**TEXTO ORIGINAL:**
"""
El magistrado no ha considerado que los concentrados atentaran contra la libertad, intimidad y seguridad de la vicepresidenta y su familia, ya que la finalidad del escrache no era "quebrantar por la fuerza la voluntad política" de la vicepresidenta, "sino expresar en la vía pública la información y las ideas" de los manifestantes sobre los problemas hipotecarios.

Así, se considera que lo ocurrido está amparado por la libertad de expresión "aunque las palabras y las consignas puedan ofender o perturbar", dado que el derecho a la intimidad de la vicepresidenta "cede" ante los derechos colectivos "por su carácter de persona de relevancia pública dedicada a la gestión política".

El magistrado añadió que no hubo violencia física, ni fuerza, ni restricción a la libertad de obrar de la familia de la vicepresidenta del Gobierno "por el mero hecho de concentrarse ante el domicilio particular y la imposibilidad de sacar al hijo de la señora Sáenz de Santamaría a pasear durante los poco más de veinte minutos que duró la manifestación".

En sus declaraciones ante el juez la familia de la vicepresidenta explicó que el hijo Sáenz de Santamaría rompió a llorar cuando escuchó los gritos de los concentrados. Así, la abuela se vio en la obligación de alejarle de las ventanas, "sinténdose intimidados por la situación".

La violencia sí hubiera sido delito
No obstante, el juez Sexmero apunta que hubiera existido delito si los convocantes no se hubieran manifestado pacíficamente, cosa que no ocurrió.
"""
**QUÉ HACER:** Continúa la noticia sobre el fallo judicial del escrache a la vicepresidenta a partir de su última oración.

**MATERIAL EXTRAÍDO:**
"""
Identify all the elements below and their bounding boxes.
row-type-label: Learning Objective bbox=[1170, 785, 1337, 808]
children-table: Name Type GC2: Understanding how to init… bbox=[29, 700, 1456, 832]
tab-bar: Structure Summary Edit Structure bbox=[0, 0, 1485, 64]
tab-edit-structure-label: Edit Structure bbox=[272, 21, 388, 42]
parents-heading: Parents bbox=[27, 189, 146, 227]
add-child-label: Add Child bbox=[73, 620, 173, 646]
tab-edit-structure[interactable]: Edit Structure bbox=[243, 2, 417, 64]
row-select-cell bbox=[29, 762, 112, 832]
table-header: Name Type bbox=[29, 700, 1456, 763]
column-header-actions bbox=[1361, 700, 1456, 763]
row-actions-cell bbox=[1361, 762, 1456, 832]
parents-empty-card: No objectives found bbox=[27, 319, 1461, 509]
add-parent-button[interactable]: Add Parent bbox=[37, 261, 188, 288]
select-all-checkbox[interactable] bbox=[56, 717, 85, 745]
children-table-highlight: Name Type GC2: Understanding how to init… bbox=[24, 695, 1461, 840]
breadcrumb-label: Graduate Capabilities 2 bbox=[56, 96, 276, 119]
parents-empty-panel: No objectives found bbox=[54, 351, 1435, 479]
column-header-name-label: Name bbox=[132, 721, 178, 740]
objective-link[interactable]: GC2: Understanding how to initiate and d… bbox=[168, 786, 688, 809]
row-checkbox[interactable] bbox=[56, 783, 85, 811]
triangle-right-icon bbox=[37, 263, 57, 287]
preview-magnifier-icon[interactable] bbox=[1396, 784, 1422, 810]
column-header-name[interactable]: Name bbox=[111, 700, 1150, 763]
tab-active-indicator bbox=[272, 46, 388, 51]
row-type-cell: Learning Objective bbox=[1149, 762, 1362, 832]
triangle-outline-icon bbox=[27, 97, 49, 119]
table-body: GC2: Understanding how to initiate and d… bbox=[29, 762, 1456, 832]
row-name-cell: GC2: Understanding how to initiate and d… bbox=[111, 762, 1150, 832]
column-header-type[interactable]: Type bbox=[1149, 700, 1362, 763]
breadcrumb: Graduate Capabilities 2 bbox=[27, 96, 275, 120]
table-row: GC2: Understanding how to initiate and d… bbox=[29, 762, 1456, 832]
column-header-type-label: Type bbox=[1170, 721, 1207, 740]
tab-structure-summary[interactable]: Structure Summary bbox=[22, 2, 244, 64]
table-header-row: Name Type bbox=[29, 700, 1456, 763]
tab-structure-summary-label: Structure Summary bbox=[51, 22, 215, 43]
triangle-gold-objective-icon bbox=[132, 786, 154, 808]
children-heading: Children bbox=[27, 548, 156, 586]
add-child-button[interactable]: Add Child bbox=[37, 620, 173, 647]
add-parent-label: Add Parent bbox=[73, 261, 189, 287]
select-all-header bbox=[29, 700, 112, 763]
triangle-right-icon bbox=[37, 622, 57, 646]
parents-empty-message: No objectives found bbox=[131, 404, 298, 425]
"""
**TU RESPUESTA:**
A pesar de que el juez reconoce que este tipo de concentraciones "ocasionan ciertas molestias" al escrachado y a sus allegados, estas perturbaciones no pueden calificarse como violencia.

El juez de instrucción número 4 de Madrid también puntualiza que el derecho de reunión no ampara el insulto, la amenaza o la coacción y el uso de la fuerza como hubiera supuesto que los concentrados golpearan la puerta del domicilio, realizaran pintadas, intentaran superar el control policial que rodeaba la vivienda, lanzaran objetos, formaran barricadas, etcétera.

En tales casos, advierte Sexmero que estaríamos ante un claro abuso del derecho fundamental tipificado en varios artículos del Código Penal. Sin embargo, nada de esto sse produjo el 5 de abril en el domicilio de la vicepresidenta.

Lo relevante, ha subrayado el magistrado, no es que la manifestación se realizara frente al domicilio particular de un político, sino que el derecho de manifestación se realice conforme a lo que determina el artículo 21 de la Constitución, de forma "pacífica y sin armas, aunque no se realice la comunicación previa".